--- Work required ---
Repeat the line that contains "Extract the structured" and all lines after it through the end, exactly as they are, minus the pictures.

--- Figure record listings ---

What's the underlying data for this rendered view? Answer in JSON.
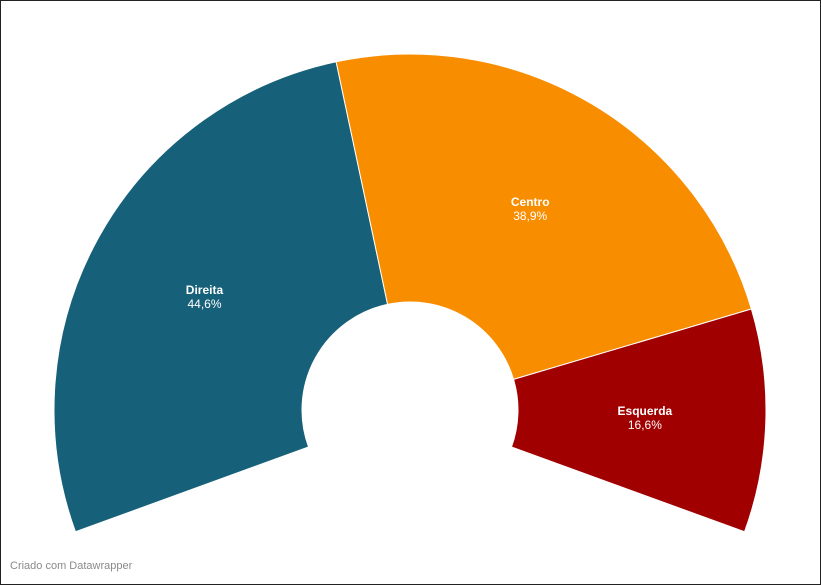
{
  "chart_data": {
    "type": "pie",
    "variant": "semi-donut",
    "series": [
      {
        "name": "Direita",
        "value": 44.6,
        "label": "44,6%",
        "color": "#17607a"
      },
      {
        "name": "Centro",
        "value": 38.9,
        "label": "38,9%",
        "color": "#f88d00"
      },
      {
        "name": "Esquerda",
        "value": 16.6,
        "label": "16,6%",
        "color": "#a00000"
      }
    ],
    "arc_start_deg": 250,
    "arc_end_deg": 470,
    "separator_color": "#ffffff"
  },
  "footer": {
    "credit": "Criado com Datawrapper"
  }
}
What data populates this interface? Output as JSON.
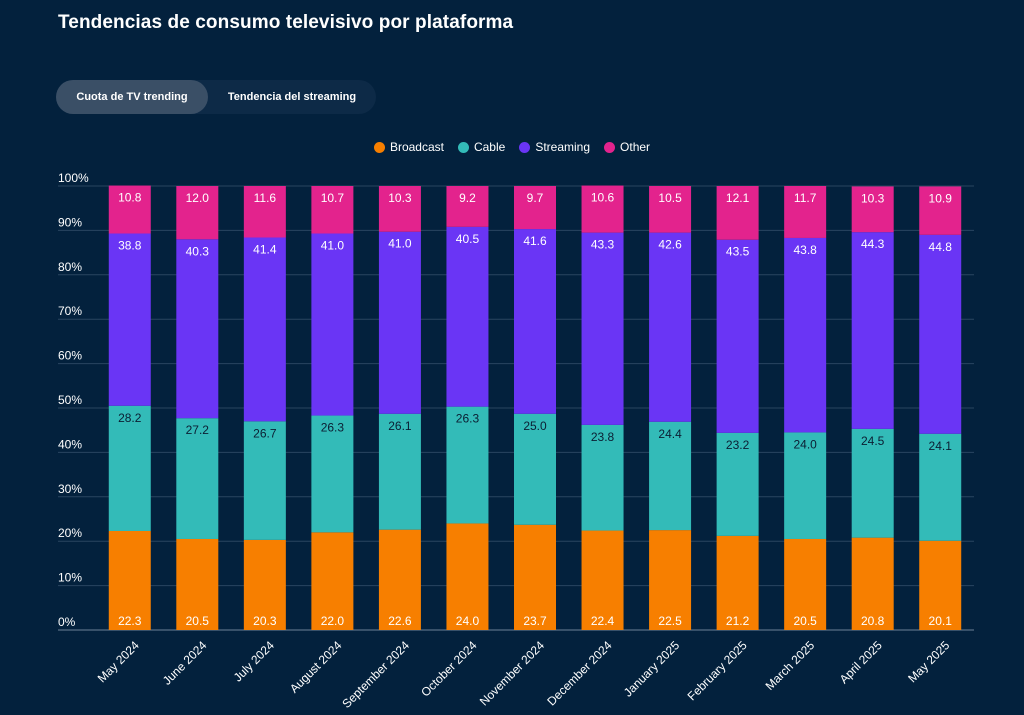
{
  "page": {
    "title": "Tendencias de consumo televisivo por plataforma",
    "tabs": [
      {
        "label": "Cuota de TV trending",
        "active": true
      },
      {
        "label": "Tendencia del streaming",
        "active": false
      }
    ]
  },
  "chart_data": {
    "type": "bar",
    "stacked": true,
    "categories": [
      "May 2024",
      "June 2024",
      "July 2024",
      "August 2024",
      "September 2024",
      "October 2024",
      "November 2024",
      "December 2024",
      "January 2025",
      "February 2025",
      "March 2025",
      "April 2025",
      "May 2025"
    ],
    "series": [
      {
        "name": "Broadcast",
        "color": "#f77f00",
        "values": [
          22.3,
          20.5,
          20.3,
          22.0,
          22.6,
          24.0,
          23.7,
          22.4,
          22.5,
          21.2,
          20.5,
          20.8,
          20.1
        ]
      },
      {
        "name": "Cable",
        "color": "#33bbb8",
        "values": [
          28.2,
          27.2,
          26.7,
          26.3,
          26.1,
          26.3,
          25.0,
          23.8,
          24.4,
          23.2,
          24.0,
          24.5,
          24.1
        ]
      },
      {
        "name": "Streaming",
        "color": "#6a35f5",
        "values": [
          38.8,
          40.3,
          41.4,
          41.0,
          41.0,
          40.5,
          41.6,
          43.3,
          42.6,
          43.5,
          43.8,
          44.3,
          44.8
        ]
      },
      {
        "name": "Other",
        "color": "#e3238d",
        "values": [
          10.8,
          12.0,
          11.6,
          10.7,
          10.3,
          9.2,
          9.7,
          10.6,
          10.5,
          12.1,
          11.7,
          10.3,
          10.9
        ]
      }
    ],
    "value_labels": [
      [
        "22.3",
        "20.5",
        "20.3",
        "22.0",
        "22.6",
        "24.0",
        "23.7",
        "22.4",
        "22.5",
        "21.2",
        "20.5",
        "20.8",
        "20.1"
      ],
      [
        "28.2",
        "27.2",
        "26.7",
        "26.3",
        "26.1",
        "26.3",
        "25.0",
        "23.8",
        "24.4",
        "23.2",
        "24.0",
        "24.5",
        "24.1"
      ],
      [
        "38.8",
        "40.3",
        "41.4",
        "41.0",
        "41.0",
        "40.5",
        "41.6",
        "43.3",
        "42.6",
        "43.5",
        "43.8",
        "44.3",
        "44.8"
      ],
      [
        "10.8",
        "12.0",
        "11.6",
        "10.7",
        "10.3",
        "9.2",
        "9.7",
        "10.6",
        "10.5",
        "12.1",
        "11.7",
        "10.3",
        "10.9"
      ]
    ],
    "ylim": [
      0,
      100
    ],
    "yticks": [
      "0%",
      "10%",
      "20%",
      "30%",
      "40%",
      "50%",
      "60%",
      "70%",
      "80%",
      "90%",
      "100%"
    ],
    "grid": true,
    "legend_position": "top-center"
  }
}
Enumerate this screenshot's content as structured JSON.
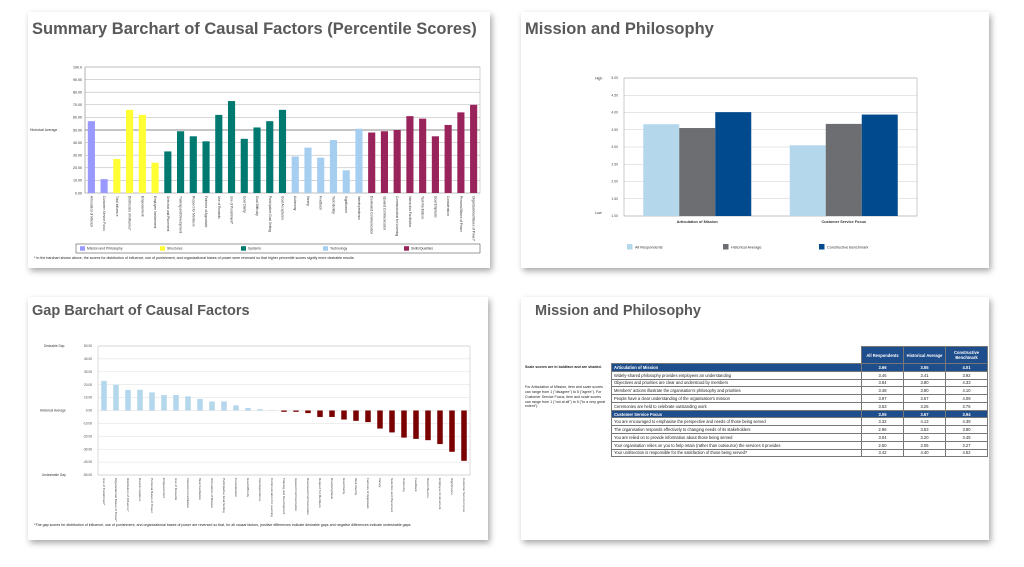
{
  "slides": {
    "summary": {
      "title": "Summary Barchart of Causal Factors (Percentile Scores)",
      "y_ticks": [
        "0.00",
        "10.00",
        "20.00",
        "30.00",
        "40.00",
        "50.00",
        "60.00",
        "70.00",
        "80.00",
        "90.00",
        "100.0"
      ],
      "historical_label": "Historical Average",
      "legend": [
        {
          "label": "Mission and Philosophy",
          "color": "#9999ff"
        },
        {
          "label": "Structures",
          "color": "#ffff33"
        },
        {
          "label": "Systems",
          "color": "#007a70"
        },
        {
          "label": "Technology",
          "color": "#a6cef0"
        },
        {
          "label": "Skills/Qualities",
          "color": "#99245c"
        }
      ],
      "note": "* In the barchart shown above, the scores for distribution of influence, use of punishment, and organizational bases of power were reversed so that higher percentile scores signify more desirable results."
    },
    "mission_chart": {
      "title": "Mission and Philosophy",
      "high_label": "High",
      "low_label": "Low",
      "y_ticks": [
        "1.00",
        "1.50",
        "2.00",
        "2.50",
        "3.00",
        "3.50",
        "4.00",
        "4.50",
        "5.00"
      ],
      "legend": [
        {
          "label": "All Respondents",
          "color": "#b4d7ec"
        },
        {
          "label": "Historical Average",
          "color": "#6d6e71"
        },
        {
          "label": "Constructive Benchmark",
          "color": "#004a8d"
        }
      ]
    },
    "gap": {
      "title": "Gap Barchart of Causal Factors",
      "desirable_label": "Desirable Gap",
      "historical_label": "Historical Average",
      "undesirable_label": "Undesirable Gap",
      "y_ticks": [
        "-50.00",
        "-40.00",
        "-30.00",
        "-20.00",
        "-10.00",
        "0.00",
        "10.00",
        "20.00",
        "30.00",
        "40.00",
        "50.00"
      ],
      "note": "*The gap scores for distribution of influence, use of punishment, and organizational bases of power are reversed so that, for all causal factors, positive differences indicate desirable gaps and negative differences indicate undesirable gaps."
    },
    "mission_table": {
      "title": "Mission and Philosophy",
      "side_note_1": "Scale scores are in boldface and are shaded.",
      "side_note_2": "For Articulation of Mission, item and scale scores can range from 1 (\"disagree\") to 5 (\"agree\"). For Customer Service Focus, item and scale scores can range from 1 (\"not at all\") to 5 (\"to a very great extent\").",
      "columns": [
        "All Respondents",
        "Historical Average",
        "Constructive Benchmark"
      ],
      "sections": [
        {
          "label": "Articulation of Mission",
          "scores": [
            "3.66",
            "3.55",
            "4.01"
          ],
          "items": [
            {
              "text": "Widely-shared philosophy provides employees an understanding",
              "scores": [
                "3.46",
                "3.41",
                "3.92"
              ]
            },
            {
              "text": "Objectives and priorities are clear and understood by members",
              "scores": [
                "3.84",
                "3.80",
                "4.33"
              ]
            },
            {
              "text": "Members' actions illustrate the organisation's philosophy and priorities",
              "scores": [
                "3.48",
                "3.80",
                "4.10"
              ]
            },
            {
              "text": "People have a clear understanding of the organisation's mission",
              "scores": [
                "3.97",
                "3.67",
                "4.09"
              ]
            },
            {
              "text": "Ceremonies are held to celebrate outstanding work",
              "scores": [
                "3.53",
                "3.25",
                "3.76"
              ]
            }
          ]
        },
        {
          "label": "Customer Service Focus",
          "scores": [
            "3.05",
            "3.67",
            "3.94"
          ],
          "items": [
            {
              "text": "You are encouraged to emphasise the perspective and needs of those being served",
              "scores": [
                "3.32",
                "4.13",
                "4.39"
              ]
            },
            {
              "text": "The organisation responds effectively to changing needs of its stakeholders",
              "scores": [
                "2.96",
                "3.53",
                "3.80"
              ]
            },
            {
              "text": "You are relied on to provide information about those being served",
              "scores": [
                "3.04",
                "3.20",
                "3.45"
              ]
            },
            {
              "text": "Your organisation relies on you to help retain (rather than outsource) the services it provides",
              "scores": [
                "2.50",
                "3.05",
                "3.27"
              ]
            },
            {
              "text": "Your unit/section is responsible for the satisfaction of those being served?",
              "scores": [
                "3.42",
                "4.40",
                "4.52"
              ]
            }
          ]
        }
      ]
    }
  },
  "chart_data": [
    {
      "type": "bar",
      "title": "Summary Barchart of Causal Factors (Percentile Scores)",
      "xlabel": "",
      "ylabel": "Historical Average",
      "ylim": [
        0,
        100
      ],
      "grid": true,
      "legend_position": "bottom",
      "categories": [
        "Articulation of Mission",
        "Customer Service Focus",
        "Total Influence",
        "Distribution of Influence*",
        "Empowerment",
        "Employee Involvement",
        "Selection and Placement",
        "Training and Development",
        "Respect for Members",
        "Fairness of Appraisals",
        "Use of Rewards",
        "Use of Punishment*",
        "Goal Clarity",
        "Goal Difficulty",
        "Participative Goal Setting",
        "Goal Acceptance",
        "Autonomy",
        "Variety",
        "Feedback",
        "Task Identity",
        "Significance",
        "Interdependence",
        "Downward Communication",
        "Upward Communication",
        "Communication for Learning",
        "Interaction Facilitation",
        "Task Facilitation",
        "Goal Emphasis",
        "Consideration",
        "Personal Bases of Power",
        "Organizational Bases of Power*"
      ],
      "groups": [
        "Mission and Philosophy",
        "Mission and Philosophy",
        "Structures",
        "Structures",
        "Structures",
        "Structures",
        "Systems",
        "Systems",
        "Systems",
        "Systems",
        "Systems",
        "Systems",
        "Systems",
        "Systems",
        "Systems",
        "Systems",
        "Technology",
        "Technology",
        "Technology",
        "Technology",
        "Technology",
        "Technology",
        "Skills/Qualities",
        "Skills/Qualities",
        "Skills/Qualities",
        "Skills/Qualities",
        "Skills/Qualities",
        "Skills/Qualities",
        "Skills/Qualities",
        "Skills/Qualities",
        "Skills/Qualities"
      ],
      "values": [
        57,
        11,
        27,
        66,
        62,
        24,
        33,
        49,
        45,
        41,
        62,
        73,
        43,
        52,
        57,
        66,
        29,
        36,
        28,
        42,
        18,
        51,
        48,
        49,
        50,
        61,
        59,
        45,
        54,
        64,
        70
      ]
    },
    {
      "type": "bar",
      "title": "Mission and Philosophy",
      "ylim": [
        1,
        5
      ],
      "grid": true,
      "legend_position": "bottom",
      "categories": [
        "Articulation of Mission",
        "Customer Service Focus"
      ],
      "series": [
        {
          "name": "All Respondents",
          "values": [
            3.66,
            3.05
          ]
        },
        {
          "name": "Historical Average",
          "values": [
            3.55,
            3.67
          ]
        },
        {
          "name": "Constructive Benchmark",
          "values": [
            4.01,
            3.94
          ]
        }
      ]
    },
    {
      "type": "bar",
      "title": "Gap Barchart of Causal Factors",
      "ylim": [
        -50,
        50
      ],
      "grid": true,
      "categories": [
        "Use of Punishment*",
        "Organizational Bases of Power*",
        "Distribution of Influence*",
        "Goal Acceptance",
        "Personal Bases of Power",
        "Empowerment",
        "Use of Rewards",
        "Interaction Facilitation",
        "Task Facilitation",
        "Articulation of Mission",
        "Participative Goal Setting",
        "Consideration",
        "Goal Difficulty",
        "Interdependence",
        "Communication for Learning",
        "Training and Development",
        "Upward Communication",
        "Downward Communication",
        "Respect for Members",
        "Goal Emphasis",
        "Goal Clarity",
        "Task Identity",
        "Fairness of Appraisals",
        "Variety",
        "Selection and Placement",
        "Autonomy",
        "Feedback",
        "Total Influence",
        "Employee Involvement",
        "Significance",
        "Customer Service Focus"
      ],
      "values": [
        23,
        20,
        16,
        16,
        14,
        12,
        12,
        11,
        9,
        7,
        7,
        4,
        2,
        1,
        0,
        -1,
        -1,
        -2,
        -5,
        -5,
        -7,
        -8,
        -9,
        -14,
        -17,
        -21,
        -22,
        -23,
        -26,
        -32,
        -39
      ]
    }
  ]
}
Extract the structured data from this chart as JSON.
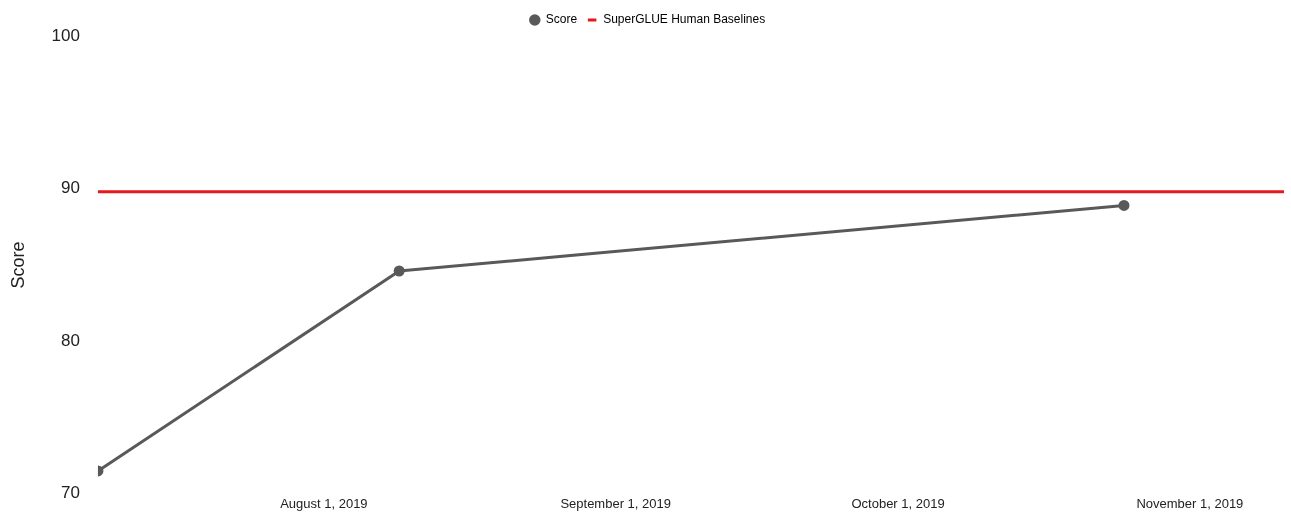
{
  "chart_data": {
    "type": "line",
    "ylabel": "Score",
    "legend": "top",
    "marker": "circle",
    "grid": false,
    "xlim": [
      "2019-07-08",
      "2019-11-11"
    ],
    "xticks": [
      {
        "value": "2019-08-01",
        "label": "August 1, 2019"
      },
      {
        "value": "2019-09-01",
        "label": "September 1, 2019"
      },
      {
        "value": "2019-10-01",
        "label": "October 1, 2019"
      },
      {
        "value": "2019-11-01",
        "label": "November 1, 2019"
      }
    ],
    "ylim": [
      70,
      100
    ],
    "yticks": [
      70,
      80,
      90,
      100
    ],
    "series": [
      {
        "name": "Score",
        "color": "#595959",
        "x": [
          "2019-07-08",
          "2019-08-09",
          "2019-10-25"
        ],
        "values": [
          71.5,
          84.6,
          88.9
        ]
      },
      {
        "name": "SuperGLUE Human Baselines",
        "color": "#e8171e",
        "marker": "none",
        "x": [
          "2019-07-08",
          "2019-11-11"
        ],
        "values": [
          89.8,
          89.8
        ]
      }
    ]
  }
}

--- Task response ---
Extract the structured data from this chart as JSON.
{
  "chart_data": {
    "type": "line",
    "ylabel": "Score",
    "legend": "top",
    "marker": "circle",
    "grid": false,
    "xlim": [
      "2019-07-08",
      "2019-11-11"
    ],
    "xticks": [
      {
        "value": "2019-08-01",
        "label": "August 1, 2019"
      },
      {
        "value": "2019-09-01",
        "label": "September 1, 2019"
      },
      {
        "value": "2019-10-01",
        "label": "October 1, 2019"
      },
      {
        "value": "2019-11-01",
        "label": "November 1, 2019"
      }
    ],
    "ylim": [
      70,
      100
    ],
    "yticks": [
      70,
      80,
      90,
      100
    ],
    "series": [
      {
        "name": "Score",
        "color": "#595959",
        "x": [
          "2019-07-08",
          "2019-08-09",
          "2019-10-25"
        ],
        "values": [
          71.5,
          84.6,
          88.9
        ]
      },
      {
        "name": "SuperGLUE Human Baselines",
        "color": "#e8171e",
        "marker": "none",
        "x": [
          "2019-07-08",
          "2019-11-11"
        ],
        "values": [
          89.8,
          89.8
        ]
      }
    ]
  }
}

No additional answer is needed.